[A run of records]
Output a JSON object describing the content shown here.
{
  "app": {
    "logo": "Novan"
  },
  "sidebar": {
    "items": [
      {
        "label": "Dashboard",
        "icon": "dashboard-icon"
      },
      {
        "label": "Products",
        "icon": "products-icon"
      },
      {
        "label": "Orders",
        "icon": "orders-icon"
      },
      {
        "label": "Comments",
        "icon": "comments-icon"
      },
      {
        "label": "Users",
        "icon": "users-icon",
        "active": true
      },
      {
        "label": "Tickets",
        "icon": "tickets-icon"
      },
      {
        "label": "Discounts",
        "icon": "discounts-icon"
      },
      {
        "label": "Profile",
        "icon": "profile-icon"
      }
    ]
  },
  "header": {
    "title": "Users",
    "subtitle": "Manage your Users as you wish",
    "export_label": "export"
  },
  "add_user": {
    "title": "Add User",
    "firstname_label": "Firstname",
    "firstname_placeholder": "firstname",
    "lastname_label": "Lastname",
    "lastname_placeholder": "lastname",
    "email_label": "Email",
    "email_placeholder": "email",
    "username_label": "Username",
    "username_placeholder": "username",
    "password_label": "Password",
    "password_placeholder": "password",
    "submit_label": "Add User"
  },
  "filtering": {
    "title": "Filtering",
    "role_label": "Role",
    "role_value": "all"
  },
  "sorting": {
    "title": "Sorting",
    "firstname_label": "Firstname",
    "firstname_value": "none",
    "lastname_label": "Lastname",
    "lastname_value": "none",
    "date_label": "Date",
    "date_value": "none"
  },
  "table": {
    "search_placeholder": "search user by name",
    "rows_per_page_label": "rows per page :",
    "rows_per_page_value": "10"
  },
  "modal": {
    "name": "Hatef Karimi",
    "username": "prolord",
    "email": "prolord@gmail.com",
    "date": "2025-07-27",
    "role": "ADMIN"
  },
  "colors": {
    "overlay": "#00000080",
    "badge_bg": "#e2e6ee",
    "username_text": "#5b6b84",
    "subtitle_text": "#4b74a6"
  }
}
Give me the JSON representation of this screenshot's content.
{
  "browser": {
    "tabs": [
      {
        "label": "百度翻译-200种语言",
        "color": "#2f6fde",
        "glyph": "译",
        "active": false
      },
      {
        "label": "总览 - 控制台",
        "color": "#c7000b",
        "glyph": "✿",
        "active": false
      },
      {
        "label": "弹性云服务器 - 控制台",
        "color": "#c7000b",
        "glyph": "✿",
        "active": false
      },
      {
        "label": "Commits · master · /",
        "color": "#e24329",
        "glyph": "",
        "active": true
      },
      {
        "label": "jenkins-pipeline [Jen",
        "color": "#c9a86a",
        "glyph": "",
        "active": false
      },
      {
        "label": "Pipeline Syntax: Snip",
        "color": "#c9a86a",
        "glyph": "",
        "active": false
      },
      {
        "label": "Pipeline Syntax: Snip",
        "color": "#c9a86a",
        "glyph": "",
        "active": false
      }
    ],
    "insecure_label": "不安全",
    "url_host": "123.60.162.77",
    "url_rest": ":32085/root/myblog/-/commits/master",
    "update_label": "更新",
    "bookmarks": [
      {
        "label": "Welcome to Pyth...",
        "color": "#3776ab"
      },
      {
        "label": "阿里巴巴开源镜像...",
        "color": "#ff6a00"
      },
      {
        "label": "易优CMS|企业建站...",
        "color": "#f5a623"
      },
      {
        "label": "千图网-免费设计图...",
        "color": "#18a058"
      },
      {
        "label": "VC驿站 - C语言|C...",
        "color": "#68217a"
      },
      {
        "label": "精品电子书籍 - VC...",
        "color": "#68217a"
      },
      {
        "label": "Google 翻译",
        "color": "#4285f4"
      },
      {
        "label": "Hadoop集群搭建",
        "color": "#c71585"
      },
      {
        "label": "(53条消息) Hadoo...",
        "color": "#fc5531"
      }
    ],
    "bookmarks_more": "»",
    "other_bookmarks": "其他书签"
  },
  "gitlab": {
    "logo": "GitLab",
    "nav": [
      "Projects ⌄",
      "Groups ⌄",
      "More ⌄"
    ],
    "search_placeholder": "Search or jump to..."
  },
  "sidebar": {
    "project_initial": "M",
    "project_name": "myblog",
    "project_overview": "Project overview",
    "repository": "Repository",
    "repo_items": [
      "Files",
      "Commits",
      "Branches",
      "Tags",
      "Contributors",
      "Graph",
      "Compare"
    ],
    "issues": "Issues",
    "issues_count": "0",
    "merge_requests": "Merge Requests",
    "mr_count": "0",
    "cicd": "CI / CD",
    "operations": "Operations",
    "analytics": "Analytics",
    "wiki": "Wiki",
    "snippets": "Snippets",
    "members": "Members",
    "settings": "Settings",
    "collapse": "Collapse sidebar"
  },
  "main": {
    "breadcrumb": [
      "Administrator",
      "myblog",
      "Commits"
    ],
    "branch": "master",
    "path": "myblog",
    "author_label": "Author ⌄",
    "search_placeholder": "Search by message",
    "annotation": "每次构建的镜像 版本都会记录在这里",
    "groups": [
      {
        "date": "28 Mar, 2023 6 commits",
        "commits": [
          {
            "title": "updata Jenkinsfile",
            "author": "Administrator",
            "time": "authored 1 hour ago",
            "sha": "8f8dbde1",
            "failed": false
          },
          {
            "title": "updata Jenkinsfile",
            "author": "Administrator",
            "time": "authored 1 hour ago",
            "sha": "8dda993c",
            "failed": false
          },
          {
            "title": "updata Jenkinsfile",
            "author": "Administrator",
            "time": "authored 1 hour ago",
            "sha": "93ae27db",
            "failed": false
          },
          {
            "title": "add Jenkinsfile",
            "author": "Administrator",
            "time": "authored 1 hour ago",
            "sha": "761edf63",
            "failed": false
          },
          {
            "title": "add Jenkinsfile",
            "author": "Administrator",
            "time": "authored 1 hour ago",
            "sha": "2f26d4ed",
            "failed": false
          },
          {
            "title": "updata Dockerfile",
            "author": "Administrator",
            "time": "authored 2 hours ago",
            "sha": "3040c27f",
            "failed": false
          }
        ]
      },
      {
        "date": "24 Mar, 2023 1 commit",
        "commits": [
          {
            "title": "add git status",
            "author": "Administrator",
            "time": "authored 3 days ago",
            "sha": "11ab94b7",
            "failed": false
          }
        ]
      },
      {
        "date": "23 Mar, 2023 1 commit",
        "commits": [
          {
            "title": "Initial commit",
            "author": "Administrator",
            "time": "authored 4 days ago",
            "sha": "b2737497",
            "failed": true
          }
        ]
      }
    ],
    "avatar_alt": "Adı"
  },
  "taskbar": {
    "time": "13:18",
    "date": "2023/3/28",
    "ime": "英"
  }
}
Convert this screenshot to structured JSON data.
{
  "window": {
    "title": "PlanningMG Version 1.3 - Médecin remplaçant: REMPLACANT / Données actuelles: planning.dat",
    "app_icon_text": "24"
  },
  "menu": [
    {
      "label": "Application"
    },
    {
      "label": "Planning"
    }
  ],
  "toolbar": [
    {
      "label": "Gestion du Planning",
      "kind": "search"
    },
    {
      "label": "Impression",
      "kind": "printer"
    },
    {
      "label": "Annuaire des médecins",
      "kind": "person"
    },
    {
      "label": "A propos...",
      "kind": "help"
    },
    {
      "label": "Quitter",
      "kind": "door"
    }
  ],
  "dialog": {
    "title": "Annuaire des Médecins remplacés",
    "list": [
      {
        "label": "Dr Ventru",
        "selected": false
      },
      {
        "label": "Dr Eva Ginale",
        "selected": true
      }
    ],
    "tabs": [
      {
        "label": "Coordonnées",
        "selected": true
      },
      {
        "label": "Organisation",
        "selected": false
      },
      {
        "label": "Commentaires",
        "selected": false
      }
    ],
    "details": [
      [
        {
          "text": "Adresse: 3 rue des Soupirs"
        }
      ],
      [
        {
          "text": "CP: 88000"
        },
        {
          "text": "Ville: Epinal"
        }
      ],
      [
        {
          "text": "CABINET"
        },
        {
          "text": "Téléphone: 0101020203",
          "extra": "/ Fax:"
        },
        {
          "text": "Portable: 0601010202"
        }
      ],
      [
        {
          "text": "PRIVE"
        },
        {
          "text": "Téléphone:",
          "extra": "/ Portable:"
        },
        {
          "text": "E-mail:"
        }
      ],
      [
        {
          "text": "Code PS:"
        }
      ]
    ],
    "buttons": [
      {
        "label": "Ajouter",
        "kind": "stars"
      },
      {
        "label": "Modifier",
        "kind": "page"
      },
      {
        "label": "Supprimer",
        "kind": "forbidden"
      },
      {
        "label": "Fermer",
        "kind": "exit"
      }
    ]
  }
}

## WORK TO BE COMPLETED
Pick out the lines containing the string "Portable".

## EXPECTED OUTPUT
          "text": "Portable: 0601010202"
          "extra": "/ Portable:"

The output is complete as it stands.